- [EXTRACTED ENTRIES]
______
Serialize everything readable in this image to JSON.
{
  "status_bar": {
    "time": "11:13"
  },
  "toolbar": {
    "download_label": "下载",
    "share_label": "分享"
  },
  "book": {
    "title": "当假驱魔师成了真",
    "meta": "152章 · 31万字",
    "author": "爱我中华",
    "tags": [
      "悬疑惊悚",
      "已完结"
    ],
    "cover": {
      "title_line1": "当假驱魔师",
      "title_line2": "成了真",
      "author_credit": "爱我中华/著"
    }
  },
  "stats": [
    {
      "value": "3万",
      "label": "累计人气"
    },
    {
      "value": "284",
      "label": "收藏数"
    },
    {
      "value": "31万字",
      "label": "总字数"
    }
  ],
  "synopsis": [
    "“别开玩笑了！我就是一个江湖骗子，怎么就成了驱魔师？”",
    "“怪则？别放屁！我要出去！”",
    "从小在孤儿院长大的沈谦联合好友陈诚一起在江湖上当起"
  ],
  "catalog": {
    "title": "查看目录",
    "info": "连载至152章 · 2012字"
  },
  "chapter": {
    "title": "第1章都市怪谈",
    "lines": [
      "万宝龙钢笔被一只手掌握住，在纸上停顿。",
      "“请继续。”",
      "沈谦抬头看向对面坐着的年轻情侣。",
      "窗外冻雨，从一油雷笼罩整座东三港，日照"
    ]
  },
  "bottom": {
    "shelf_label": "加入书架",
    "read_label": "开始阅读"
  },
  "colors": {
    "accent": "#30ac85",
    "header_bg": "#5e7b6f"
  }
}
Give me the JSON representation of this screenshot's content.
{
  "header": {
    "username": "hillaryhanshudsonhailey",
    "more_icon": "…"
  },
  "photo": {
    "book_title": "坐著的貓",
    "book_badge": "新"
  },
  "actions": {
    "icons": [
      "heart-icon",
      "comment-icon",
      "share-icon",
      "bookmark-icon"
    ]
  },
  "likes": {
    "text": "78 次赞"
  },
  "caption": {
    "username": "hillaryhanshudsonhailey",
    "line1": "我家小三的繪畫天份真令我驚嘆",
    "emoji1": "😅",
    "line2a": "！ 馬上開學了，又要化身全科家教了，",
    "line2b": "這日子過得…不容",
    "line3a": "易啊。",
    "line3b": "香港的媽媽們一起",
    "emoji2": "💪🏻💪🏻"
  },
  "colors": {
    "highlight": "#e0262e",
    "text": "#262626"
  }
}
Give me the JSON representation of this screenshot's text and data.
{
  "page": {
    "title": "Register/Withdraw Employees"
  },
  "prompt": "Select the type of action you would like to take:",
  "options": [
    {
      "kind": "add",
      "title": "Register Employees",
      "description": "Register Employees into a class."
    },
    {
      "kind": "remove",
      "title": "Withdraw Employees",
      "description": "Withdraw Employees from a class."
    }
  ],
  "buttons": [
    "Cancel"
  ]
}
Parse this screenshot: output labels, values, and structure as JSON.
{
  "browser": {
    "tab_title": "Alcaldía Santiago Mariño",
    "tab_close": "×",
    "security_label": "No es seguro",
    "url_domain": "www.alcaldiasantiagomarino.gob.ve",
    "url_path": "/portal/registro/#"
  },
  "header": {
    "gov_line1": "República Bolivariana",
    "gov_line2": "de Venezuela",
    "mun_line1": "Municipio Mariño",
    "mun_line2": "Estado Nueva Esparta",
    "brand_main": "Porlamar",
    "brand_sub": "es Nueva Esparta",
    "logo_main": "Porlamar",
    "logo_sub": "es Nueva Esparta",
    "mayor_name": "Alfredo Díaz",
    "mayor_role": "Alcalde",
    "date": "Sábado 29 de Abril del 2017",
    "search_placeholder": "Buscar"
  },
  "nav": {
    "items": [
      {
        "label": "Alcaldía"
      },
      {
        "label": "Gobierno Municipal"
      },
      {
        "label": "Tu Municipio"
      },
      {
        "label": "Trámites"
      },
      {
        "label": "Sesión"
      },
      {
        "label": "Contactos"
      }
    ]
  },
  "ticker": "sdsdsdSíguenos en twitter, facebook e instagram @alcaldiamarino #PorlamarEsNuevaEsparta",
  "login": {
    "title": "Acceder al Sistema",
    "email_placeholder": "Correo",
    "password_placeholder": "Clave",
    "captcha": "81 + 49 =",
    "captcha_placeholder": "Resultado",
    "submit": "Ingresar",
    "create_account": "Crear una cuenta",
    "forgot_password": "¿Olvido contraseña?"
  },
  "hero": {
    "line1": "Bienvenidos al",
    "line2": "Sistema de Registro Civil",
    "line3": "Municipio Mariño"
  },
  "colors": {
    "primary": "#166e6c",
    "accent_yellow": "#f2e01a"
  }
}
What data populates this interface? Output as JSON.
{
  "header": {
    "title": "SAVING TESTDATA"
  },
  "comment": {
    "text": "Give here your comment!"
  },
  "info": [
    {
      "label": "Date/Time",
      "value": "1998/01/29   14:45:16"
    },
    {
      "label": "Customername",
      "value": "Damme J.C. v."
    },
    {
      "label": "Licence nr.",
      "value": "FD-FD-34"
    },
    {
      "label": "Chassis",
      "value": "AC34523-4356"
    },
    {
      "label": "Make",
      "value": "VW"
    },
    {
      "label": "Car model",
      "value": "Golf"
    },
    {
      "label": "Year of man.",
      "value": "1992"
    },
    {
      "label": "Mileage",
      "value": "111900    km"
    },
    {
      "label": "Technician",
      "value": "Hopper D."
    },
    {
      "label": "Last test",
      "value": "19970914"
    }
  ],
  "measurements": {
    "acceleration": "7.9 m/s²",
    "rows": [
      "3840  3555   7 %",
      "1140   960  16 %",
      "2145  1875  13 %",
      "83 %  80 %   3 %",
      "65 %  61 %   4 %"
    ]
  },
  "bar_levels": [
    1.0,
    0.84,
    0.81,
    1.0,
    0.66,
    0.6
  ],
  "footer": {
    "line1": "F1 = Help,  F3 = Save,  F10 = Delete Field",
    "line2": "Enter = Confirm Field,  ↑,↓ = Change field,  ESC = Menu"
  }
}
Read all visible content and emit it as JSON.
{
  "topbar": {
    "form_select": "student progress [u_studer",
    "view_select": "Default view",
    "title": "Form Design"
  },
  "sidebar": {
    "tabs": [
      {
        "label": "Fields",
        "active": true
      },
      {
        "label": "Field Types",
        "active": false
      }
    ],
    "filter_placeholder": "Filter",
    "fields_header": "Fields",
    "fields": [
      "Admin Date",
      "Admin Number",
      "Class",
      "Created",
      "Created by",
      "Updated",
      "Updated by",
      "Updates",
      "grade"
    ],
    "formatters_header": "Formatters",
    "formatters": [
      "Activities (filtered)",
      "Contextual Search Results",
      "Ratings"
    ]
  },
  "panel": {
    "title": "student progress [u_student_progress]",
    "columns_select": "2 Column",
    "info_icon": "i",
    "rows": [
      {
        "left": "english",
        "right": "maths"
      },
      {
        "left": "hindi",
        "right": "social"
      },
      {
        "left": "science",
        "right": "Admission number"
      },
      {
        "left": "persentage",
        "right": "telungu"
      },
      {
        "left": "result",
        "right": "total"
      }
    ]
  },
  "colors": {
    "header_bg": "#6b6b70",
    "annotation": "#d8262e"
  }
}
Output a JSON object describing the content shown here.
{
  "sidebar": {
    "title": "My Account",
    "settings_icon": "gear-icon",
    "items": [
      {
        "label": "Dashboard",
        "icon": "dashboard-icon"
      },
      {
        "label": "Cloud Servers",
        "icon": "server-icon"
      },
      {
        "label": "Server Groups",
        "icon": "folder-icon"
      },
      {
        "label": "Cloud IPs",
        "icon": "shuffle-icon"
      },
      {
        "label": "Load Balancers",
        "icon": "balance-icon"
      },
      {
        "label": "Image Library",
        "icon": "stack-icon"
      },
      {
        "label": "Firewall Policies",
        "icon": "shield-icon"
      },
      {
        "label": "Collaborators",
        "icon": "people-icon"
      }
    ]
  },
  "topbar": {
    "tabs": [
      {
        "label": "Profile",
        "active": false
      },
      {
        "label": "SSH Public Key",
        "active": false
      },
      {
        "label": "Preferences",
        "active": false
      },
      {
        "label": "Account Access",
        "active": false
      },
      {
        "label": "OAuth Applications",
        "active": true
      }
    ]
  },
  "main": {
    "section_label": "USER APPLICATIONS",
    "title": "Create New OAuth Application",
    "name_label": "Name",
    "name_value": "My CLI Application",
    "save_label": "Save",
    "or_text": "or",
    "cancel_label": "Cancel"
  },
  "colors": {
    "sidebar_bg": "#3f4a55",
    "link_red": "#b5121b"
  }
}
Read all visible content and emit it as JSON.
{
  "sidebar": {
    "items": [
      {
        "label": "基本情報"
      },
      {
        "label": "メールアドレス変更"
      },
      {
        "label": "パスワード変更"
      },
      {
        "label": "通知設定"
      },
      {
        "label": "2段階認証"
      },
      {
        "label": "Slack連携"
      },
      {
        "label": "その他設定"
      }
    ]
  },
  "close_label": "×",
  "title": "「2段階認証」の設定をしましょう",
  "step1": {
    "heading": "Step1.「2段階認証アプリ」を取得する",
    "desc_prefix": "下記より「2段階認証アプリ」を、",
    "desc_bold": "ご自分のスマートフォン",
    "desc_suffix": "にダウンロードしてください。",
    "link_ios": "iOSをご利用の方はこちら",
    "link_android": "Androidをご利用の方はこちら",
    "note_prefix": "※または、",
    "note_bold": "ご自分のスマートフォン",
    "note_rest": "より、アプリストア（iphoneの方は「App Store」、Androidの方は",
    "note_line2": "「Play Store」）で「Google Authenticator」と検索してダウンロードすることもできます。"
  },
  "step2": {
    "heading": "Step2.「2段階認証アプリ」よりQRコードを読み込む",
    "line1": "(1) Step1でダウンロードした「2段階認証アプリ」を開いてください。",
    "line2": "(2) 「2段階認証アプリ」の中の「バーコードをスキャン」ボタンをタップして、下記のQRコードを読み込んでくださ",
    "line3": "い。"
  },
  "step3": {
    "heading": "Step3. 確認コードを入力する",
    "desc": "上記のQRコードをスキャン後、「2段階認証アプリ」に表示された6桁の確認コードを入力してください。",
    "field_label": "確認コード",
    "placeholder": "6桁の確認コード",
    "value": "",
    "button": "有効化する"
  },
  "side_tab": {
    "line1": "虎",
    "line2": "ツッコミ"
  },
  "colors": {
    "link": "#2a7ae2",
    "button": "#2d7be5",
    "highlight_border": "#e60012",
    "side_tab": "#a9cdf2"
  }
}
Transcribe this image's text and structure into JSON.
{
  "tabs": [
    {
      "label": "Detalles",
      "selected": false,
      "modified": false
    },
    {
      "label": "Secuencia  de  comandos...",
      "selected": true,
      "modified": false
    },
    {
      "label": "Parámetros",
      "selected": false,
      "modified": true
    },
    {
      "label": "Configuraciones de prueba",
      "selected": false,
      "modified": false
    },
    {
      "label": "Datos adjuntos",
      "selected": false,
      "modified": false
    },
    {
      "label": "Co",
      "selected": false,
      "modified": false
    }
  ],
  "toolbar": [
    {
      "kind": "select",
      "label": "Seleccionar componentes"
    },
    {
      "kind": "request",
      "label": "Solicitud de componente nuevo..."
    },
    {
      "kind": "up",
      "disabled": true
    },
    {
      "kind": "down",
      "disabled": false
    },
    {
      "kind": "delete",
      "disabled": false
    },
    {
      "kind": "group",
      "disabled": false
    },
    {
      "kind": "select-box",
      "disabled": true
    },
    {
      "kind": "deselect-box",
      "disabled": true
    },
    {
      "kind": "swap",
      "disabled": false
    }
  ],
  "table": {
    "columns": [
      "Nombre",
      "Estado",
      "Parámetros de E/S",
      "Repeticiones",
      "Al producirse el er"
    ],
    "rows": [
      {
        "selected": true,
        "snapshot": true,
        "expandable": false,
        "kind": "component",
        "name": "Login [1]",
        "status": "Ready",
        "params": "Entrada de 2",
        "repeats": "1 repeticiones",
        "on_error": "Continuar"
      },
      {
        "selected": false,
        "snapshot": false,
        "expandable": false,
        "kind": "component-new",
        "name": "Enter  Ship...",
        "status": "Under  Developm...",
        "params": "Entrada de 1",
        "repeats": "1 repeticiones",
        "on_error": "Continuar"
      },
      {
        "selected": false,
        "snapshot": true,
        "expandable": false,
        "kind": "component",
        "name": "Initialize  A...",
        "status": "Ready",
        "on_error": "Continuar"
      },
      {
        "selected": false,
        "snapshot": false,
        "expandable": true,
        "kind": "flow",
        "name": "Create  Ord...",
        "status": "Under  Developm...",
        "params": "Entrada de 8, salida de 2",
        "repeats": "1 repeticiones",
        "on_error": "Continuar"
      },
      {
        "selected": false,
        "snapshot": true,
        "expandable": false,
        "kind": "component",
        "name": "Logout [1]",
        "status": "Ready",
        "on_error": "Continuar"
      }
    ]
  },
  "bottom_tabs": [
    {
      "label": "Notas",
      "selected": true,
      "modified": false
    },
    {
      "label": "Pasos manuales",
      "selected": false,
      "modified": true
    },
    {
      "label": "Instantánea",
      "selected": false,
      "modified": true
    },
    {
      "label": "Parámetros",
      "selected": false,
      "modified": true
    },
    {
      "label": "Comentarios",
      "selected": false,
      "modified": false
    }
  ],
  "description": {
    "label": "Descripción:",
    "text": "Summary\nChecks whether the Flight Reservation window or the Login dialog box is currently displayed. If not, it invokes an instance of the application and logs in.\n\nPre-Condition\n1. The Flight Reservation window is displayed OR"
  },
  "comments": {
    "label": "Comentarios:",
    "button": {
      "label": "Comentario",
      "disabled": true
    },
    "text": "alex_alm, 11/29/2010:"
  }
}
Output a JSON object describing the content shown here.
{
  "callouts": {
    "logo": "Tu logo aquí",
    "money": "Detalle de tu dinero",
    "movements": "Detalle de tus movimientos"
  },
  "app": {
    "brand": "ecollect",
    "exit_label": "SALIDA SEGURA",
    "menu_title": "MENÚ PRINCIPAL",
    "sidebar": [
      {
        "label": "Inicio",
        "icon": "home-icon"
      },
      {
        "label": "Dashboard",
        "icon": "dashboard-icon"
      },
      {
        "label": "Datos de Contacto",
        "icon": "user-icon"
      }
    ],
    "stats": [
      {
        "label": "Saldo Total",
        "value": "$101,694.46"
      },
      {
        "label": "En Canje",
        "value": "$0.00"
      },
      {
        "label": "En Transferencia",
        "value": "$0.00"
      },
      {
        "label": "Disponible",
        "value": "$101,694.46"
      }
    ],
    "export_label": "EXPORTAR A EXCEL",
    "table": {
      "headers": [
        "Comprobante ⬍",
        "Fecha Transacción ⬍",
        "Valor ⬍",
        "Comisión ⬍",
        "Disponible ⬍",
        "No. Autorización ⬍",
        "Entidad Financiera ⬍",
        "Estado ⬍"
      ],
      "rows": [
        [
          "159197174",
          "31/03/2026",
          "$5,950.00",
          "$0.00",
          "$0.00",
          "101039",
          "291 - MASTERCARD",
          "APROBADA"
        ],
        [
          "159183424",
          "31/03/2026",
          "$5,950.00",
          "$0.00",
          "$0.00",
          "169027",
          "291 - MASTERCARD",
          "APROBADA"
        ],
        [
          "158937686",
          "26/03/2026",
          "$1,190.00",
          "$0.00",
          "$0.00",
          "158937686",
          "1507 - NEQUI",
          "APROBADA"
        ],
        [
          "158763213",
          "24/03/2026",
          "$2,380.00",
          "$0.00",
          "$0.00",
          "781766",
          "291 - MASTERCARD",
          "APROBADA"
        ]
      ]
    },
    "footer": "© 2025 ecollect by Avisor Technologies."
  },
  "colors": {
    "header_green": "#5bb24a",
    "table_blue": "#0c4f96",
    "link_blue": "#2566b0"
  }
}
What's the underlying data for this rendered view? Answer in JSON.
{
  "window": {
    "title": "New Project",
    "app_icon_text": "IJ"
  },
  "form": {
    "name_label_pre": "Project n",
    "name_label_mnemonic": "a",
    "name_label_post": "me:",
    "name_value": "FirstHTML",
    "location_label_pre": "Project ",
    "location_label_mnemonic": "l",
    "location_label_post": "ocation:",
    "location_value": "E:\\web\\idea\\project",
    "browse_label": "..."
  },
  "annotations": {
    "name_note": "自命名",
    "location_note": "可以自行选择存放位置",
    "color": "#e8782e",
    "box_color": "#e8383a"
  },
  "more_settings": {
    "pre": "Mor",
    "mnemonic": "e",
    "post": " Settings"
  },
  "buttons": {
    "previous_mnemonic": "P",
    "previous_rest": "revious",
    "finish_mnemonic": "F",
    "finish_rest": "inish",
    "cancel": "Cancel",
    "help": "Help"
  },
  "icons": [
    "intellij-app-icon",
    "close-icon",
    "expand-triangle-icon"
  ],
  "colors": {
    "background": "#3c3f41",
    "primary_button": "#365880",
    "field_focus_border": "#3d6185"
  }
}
______
- [WHAT IS EXPECTED]
Report all lines of the material that contain the word "Cloud".

- [EXERCISE RESULT]
        "label": "Cloud Servers",
        "label": "Cloud IPs",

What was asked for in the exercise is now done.